* [Instructions to follow]
Convert each line of the data below into a string and output the full set as a JSON list in order, skipping any blank lines.

* [Input rows]
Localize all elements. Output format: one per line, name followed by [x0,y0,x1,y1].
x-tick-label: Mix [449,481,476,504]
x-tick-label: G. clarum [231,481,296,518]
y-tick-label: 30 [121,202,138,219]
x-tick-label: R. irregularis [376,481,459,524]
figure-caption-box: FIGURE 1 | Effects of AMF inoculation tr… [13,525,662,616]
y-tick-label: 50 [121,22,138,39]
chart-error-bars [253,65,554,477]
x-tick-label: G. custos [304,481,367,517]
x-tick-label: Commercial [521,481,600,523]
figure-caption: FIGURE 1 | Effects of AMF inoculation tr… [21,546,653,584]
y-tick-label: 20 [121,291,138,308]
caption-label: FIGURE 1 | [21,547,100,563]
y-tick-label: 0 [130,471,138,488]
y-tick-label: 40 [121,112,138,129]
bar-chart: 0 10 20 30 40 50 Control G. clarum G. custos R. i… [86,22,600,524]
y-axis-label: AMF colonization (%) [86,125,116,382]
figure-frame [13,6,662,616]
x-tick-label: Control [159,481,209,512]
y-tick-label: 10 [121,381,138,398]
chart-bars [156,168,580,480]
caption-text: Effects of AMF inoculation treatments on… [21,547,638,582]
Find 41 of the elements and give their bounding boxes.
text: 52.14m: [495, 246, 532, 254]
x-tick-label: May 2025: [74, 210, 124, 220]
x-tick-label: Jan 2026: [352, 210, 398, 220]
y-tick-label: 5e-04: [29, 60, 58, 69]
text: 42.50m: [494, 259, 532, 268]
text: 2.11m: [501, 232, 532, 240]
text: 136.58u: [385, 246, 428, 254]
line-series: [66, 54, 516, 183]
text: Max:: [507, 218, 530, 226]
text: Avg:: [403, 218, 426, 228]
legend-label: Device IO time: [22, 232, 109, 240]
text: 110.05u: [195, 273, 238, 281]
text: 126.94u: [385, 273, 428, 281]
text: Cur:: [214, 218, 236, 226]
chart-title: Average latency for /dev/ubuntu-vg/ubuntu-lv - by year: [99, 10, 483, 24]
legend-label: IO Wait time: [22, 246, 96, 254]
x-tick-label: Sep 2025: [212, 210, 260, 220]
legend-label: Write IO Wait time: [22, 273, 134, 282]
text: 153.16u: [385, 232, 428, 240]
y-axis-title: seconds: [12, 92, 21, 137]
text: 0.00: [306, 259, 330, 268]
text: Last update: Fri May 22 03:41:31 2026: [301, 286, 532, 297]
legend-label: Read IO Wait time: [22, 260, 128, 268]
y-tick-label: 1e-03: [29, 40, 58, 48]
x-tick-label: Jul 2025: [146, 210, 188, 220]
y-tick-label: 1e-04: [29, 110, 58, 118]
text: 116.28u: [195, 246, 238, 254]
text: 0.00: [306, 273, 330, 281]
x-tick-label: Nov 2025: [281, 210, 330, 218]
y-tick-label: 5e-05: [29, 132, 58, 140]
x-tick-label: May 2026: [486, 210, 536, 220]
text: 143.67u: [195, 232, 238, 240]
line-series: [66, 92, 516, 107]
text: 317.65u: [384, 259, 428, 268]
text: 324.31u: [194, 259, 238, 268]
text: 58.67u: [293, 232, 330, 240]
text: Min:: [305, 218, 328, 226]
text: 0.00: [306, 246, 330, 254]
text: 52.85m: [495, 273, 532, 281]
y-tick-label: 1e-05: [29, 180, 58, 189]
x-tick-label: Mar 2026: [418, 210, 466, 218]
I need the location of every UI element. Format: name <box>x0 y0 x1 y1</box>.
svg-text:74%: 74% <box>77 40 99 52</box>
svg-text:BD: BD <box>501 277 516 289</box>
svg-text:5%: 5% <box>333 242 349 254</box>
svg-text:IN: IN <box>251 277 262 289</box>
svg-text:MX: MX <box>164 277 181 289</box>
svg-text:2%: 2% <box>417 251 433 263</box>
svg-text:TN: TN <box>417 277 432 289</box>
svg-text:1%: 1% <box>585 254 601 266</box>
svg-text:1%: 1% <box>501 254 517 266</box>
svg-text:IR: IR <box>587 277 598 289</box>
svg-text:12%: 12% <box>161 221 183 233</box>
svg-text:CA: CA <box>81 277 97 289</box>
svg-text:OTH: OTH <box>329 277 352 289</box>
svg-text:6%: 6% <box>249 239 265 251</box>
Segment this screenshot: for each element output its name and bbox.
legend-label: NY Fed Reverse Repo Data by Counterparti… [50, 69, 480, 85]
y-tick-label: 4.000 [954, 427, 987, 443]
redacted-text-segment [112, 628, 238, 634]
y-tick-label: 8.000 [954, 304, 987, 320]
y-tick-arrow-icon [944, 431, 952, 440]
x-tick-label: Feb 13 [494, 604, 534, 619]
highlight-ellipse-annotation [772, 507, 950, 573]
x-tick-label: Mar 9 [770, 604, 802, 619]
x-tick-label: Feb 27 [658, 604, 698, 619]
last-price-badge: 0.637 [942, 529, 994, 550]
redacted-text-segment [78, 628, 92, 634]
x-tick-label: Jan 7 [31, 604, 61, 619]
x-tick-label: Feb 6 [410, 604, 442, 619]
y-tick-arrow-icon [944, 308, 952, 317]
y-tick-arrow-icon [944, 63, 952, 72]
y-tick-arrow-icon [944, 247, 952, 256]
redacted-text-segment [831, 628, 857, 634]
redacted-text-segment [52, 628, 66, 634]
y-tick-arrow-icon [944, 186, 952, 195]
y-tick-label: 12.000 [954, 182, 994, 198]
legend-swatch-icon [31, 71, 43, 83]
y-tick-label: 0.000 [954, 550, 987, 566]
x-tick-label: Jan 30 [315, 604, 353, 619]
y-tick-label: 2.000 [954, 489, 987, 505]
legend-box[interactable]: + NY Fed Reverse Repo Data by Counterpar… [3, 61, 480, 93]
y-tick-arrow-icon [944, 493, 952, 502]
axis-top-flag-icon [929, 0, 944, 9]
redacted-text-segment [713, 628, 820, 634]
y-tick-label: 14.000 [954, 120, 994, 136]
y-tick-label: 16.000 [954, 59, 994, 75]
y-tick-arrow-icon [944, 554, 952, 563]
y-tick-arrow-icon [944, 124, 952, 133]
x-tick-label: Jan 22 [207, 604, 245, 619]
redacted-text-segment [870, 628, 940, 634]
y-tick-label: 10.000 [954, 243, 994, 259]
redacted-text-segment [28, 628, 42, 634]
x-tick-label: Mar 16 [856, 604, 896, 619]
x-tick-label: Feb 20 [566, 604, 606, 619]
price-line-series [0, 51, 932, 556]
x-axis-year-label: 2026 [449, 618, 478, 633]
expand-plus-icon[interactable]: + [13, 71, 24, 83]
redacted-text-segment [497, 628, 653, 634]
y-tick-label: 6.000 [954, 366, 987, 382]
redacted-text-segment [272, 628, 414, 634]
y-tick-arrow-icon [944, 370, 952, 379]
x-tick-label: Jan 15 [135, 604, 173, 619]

* [Answer for this exercise]
[
  "Localize all elements. Output format: one per line, name followed by [x0,y0,x1,y1].",
  "x-tick-label: Mix [449,481,476,504]",
  "x-tick-label: G. clarum [231,481,296,518]",
  "y-tick-label: 30 [121,202,138,219]",
  "x-tick-label: R. irregularis [376,481,459,524]",
  "figure-caption-box: FIGURE 1 | Effects of AMF inoculation tr… [13,525,662,616]",
  "y-tick-label: 50 [121,22,138,39]",
  "chart-error-bars [253,65,554,477]",
  "x-tick-label: G. custos [304,481,367,517]",
  "x-tick-label: Commercial [521,481,600,523]",
  "figure-caption: FIGURE 1 | Effects of AMF inoculation tr… [21,546,653,584]",
  "y-tick-label: 20 [121,291,138,308]",
  "caption-label: FIGURE 1 | [21,547,100,563]",
  "y-tick-label: 0 [130,471,138,488]",
  "y-tick-label: 40 [121,112,138,129]",
  "bar-chart: 0 10 20 30 40 50 Control G. clarum G. custos R. i… [86,22,600,524]",
  "y-axis-label: AMF colonization (%) [86,125,116,382]",
  "figure-frame [13,6,662,616]",
  "x-tick-label: Control [159,481,209,512]",
  "y-tick-label: 10 [121,381,138,398]",
  "chart-bars [156,168,580,480]",
  "caption-text: Effects of AMF inoculation treatments on… [21,547,638,582]",
  "Find 41 of the elements and give their bounding boxes.",
  "text: 52.14m: [495, 246, 532, 254]",
  "x-tick-label: May 2025: [74, 210, 124, 220]",
  "x-tick-label: Jan 2026: [352, 210, 398, 220]",
  "y-tick-label: 5e-04: [29, 60, 58, 69]",
  "text: 42.50m: [494, 259, 532, 268]",
  "text: 2.11m: [501, 232, 532, 240]",
  "text: 136.58u: [385, 246, 428, 254]",
  "line-series: [66, 54, 516, 183]",
  "text: Max:: [507, 218, 530, 226]",
  "text: Avg:: [403, 218, 426, 228]",
  "legend-label: Device IO time: [22, 232, 109, 240]",
  "text: 110.05u: [195, 273, 238, 281]",
  "text: 126.94u: [385, 273, 428, 281]",
  "text: Cur:: [214, 218, 236, 226]",
  "chart-title: Average latency for /dev/ubuntu-vg/ubuntu-lv - by year: [99, 10, 483, 24]",
  "legend-label: IO Wait time: [22, 246, 96, 254]",
  "x-tick-label: Sep 2025: [212, 210, 260, 220]",
  "legend-label: Write IO Wait time: [22, 273, 134, 282]",
  "text: 153.16u: [385, 232, 428, 240]",
  "y-axis-title: seconds: [12, 92, 21, 137]",
  "text: 0.00: [306, 259, 330, 268]",
  "text: Last update: Fri May 22 03:41:31 2026: [301, 286, 532, 297]",
  "legend-label: Read IO Wait time: [22, 260, 128, 268]",
  "y-tick-label: 1e-03: [29, 40, 58, 48]",
  "x-tick-label: Jul 2025: [146, 210, 188, 220]",
  "y-tick-label: 1e-04: [29, 110, 58, 118]",
  "text: 116.28u: [195, 246, 238, 254]",
  "text: 0.00: [306, 273, 330, 281]",
  "x-tick-label: Nov 2025: [281, 210, 330, 218]",
  "y-tick-label: 5e-05: [29, 132, 58, 140]",
  "x-tick-label: May 2026: [486, 210, 536, 220]",
  "text: 143.67u: [195, 232, 238, 240]",
  "line-series: [66, 92, 516, 107]",
  "text: 317.65u: [384, 259, 428, 268]",
  "text: 324.31u: [194, 259, 238, 268]",
  "text: 58.67u: [293, 232, 330, 240]",
  "text: Min:: [305, 218, 328, 226]",
  "text: 0.00: [306, 246, 330, 254]",
  "text: 52.85m: [495, 273, 532, 281]",
  "y-tick-label: 1e-05: [29, 180, 58, 189]",
  "x-tick-label: Mar 2026: [418, 210, 466, 218]",
  "I need the location of every UI element. Format: name <box>x0 y0 x1 y1</box>.",
  "svg-text:74%: 74% <box>77 40 99 52</box>",
  "svg-text:BD: BD <box>501 277 516 289</box>",
  "svg-text:5%: 5% <box>333 242 349 254</box>",
  "svg-text:IN: IN <box>251 277 262 289</box>",
  "svg-text:MX: MX <box>164 277 181 289</box>",
  "svg-text:2%: 2% <box>417 251 433 263</box>",
  "svg-text:TN: TN <box>417 277 432 289</box>",
  "svg-text:1%: 1% <box>585 254 601 266</box>",
  "svg-text:1%: 1% <box>501 254 517 266</box>",
  "svg-text:IR: IR <box>587 277 598 289</box>",
  "svg-text:12%: 12% <box>161 221 183 233</box>",
  "svg-text:CA: CA <box>81 277 97 289</box>",
  "svg-text:OTH: OTH <box>329 277 352 289</box>",
  "svg-text:6%: 6% <box>249 239 265 251</box>",
  "Segment this screenshot: for each element output its name and bbox.",
  "legend-label: NY Fed Reverse Repo Data by Counterparti… [50, 69, 480, 85]",
  "y-tick-label: 4.000 [954, 427, 987, 443]",
  "redacted-text-segment [112, 628, 238, 634]",
  "y-tick-label: 8.000 [954, 304, 987, 320]",
  "y-tick-arrow-icon [944, 431, 952, 440]",
  "x-tick-label: Feb 13 [494, 604, 534, 619]",
  "highlight-ellipse-annotation [772, 507, 950, 573]",
  "x-tick-label: Mar 9 [770, 604, 802, 619]",
  "x-tick-label: Feb 27 [658, 604, 698, 619]",
  "last-price-badge: 0.637 [942, 529, 994, 550]",
  "redacted-text-segment [78, 628, 92, 634]",
  "x-tick-label: Jan 7 [31, 604, 61, 619]",
  "x-tick-label: Feb 6 [410, 604, 442, 619]",
  "y-tick-arrow-icon [944, 308, 952, 317]",
  "y-tick-arrow-icon [944, 63, 952, 72]",
  "y-tick-arrow-icon [944, 247, 952, 256]",
  "redacted-text-segment [831, 628, 857, 634]",
  "redacted-text-segment [52, 628, 66, 634]",
  "y-tick-arrow-icon [944, 186, 952, 195]",
  "y-tick-label: 12.000 [954, 182, 994, 198]",
  "legend-swatch-icon [31, 71, 43, 83]",
  "y-tick-label: 0.000 [954, 550, 987, 566]",
  "x-tick-label: Jan 30 [315, 604, 353, 619]",
  "y-tick-label: 2.000 [954, 489, 987, 505]",
  "legend-box[interactable]: + NY Fed Reverse Repo Data by Counterpar… [3, 61, 480, 93]",
  "y-tick-arrow-icon [944, 493, 952, 502]",
  "axis-top-flag-icon [929, 0, 944, 9]",
  "redacted-text-segment [713, 628, 820, 634]",
  "y-tick-label: 14.000 [954, 120, 994, 136]",
  "y-tick-label: 16.000 [954, 59, 994, 75]",
  "y-tick-arrow-icon [944, 554, 952, 563]",
  "y-tick-arrow-icon [944, 124, 952, 133]",
  "x-tick-label: Jan 22 [207, 604, 245, 619]",
  "redacted-text-segment [870, 628, 940, 634]",
  "y-tick-label: 10.000 [954, 243, 994, 259]",
  "redacted-text-segment [28, 628, 42, 634]",
  "x-tick-label: Mar 16 [856, 604, 896, 619]",
  "x-tick-label: Feb 20 [566, 604, 606, 619]",
  "price-line-series [0, 51, 932, 556]",
  "x-axis-year-label: 2026 [449, 618, 478, 633]",
  "expand-plus-icon[interactable]: + [13, 71, 24, 83]",
  "redacted-text-segment [497, 628, 653, 634]",
  "y-tick-label: 6.000 [954, 366, 987, 382]",
  "redacted-text-segment [272, 628, 414, 634]",
  "y-tick-arrow-icon [944, 370, 952, 379]",
  "x-tick-label: Jan 15 [135, 604, 173, 619]"
]